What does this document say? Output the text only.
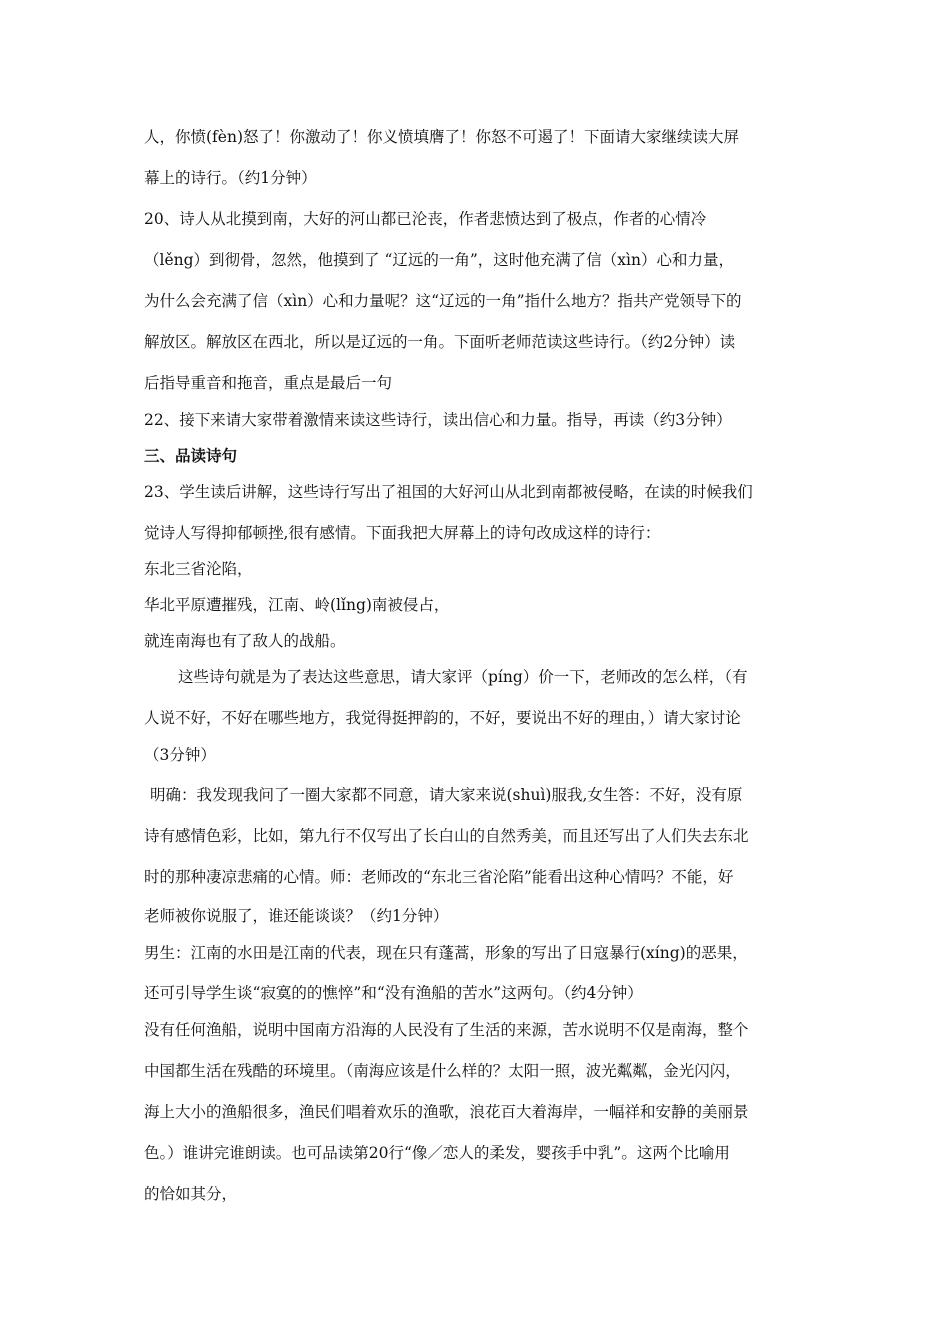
人，你愤(fèn)怒了！你激动了！你义愤填膺了！你怒不可遏了！下面请大家继续读大屏
幕上的诗行。（约1分钟）
20、诗人从北摸到南，大好的河山都已沦丧，作者悲愤达到了极点，作者的心情冷
（lěng）到彻骨，忽然，他摸到了 “辽远的一角”，这时他充满了信（xìn）心和力量，
为什么会充满了信（xìn）心和力量呢？这“辽远的一角”指什么地方？指共产党领导下的
解放区。解放区在西北，所以是辽远的一角。下面听老师范读这些诗行。（约2分钟）读
后指导重音和拖音，重点是最后一句
22、接下来请大家带着激情来读这些诗行，读出信心和力量。指导，再读（约3分钟）
三、品读诗句
23、学生读后讲解，这些诗行写出了祖国的大好河山从北到南都被侵略，在读的时候我们
觉诗人写得抑郁顿挫,很有感情。下面我把大屏幕上的诗句改成这样的诗行：
东北三省沦陷，
华北平原遭摧残，江南、岭(lǐng)南被侵占，
就连南海也有了敌人的战船。
这些诗句就是为了表达这些意思，请大家评（píng）价一下，老师改的怎么样，（有
人说不好，不好在哪些地方，我觉得挺押韵的，不好，要说出不好的理由，）请大家讨论
（3分钟）
明确：我发现我问了一圈大家都不同意，请大家来说(shuì)服我,女生答：不好，没有原
诗有感情色彩，比如，第九行不仅写出了长白山的自然秀美，而且还写出了人们失去东北
时的那种凄凉悲痛的心情。师：老师改的“东北三省沦陷”能看出这种心情吗？不能，好
老师被你说服了，谁还能谈谈？（约1分钟）
男生：江南的水田是江南的代表，现在只有蓬蒿，形象的写出了日寇暴行(xíng)的恶果，
还可引导学生谈“寂寞的的憔悴”和“没有渔船的苦水”这两句。（约4分钟）
没有任何渔船，说明中国南方沿海的人民没有了生活的来源，苦水说明不仅是南海，整个
中国都生活在残酷的环境里。（南海应该是什么样的？太阳一照，波光粼粼，金光闪闪，
海上大小的渔船很多，渔民们唱着欢乐的渔歌，浪花百大着海岸，一幅祥和安静的美丽景
色。）谁讲完谁朗读。也可品读第20行“像／恋人的柔发，婴孩手中乳”。这两个比喻用
的恰如其分，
§
> _GOAL_: Find the lines containing "东北三省沦陷" and list every one of them.

> _CORRECT RESULT_:
东北三省沦陷，
时的那种凄凉悲痛的心情。师：老师改的“东北三省沦陷”能看出这种心情吗？不能，好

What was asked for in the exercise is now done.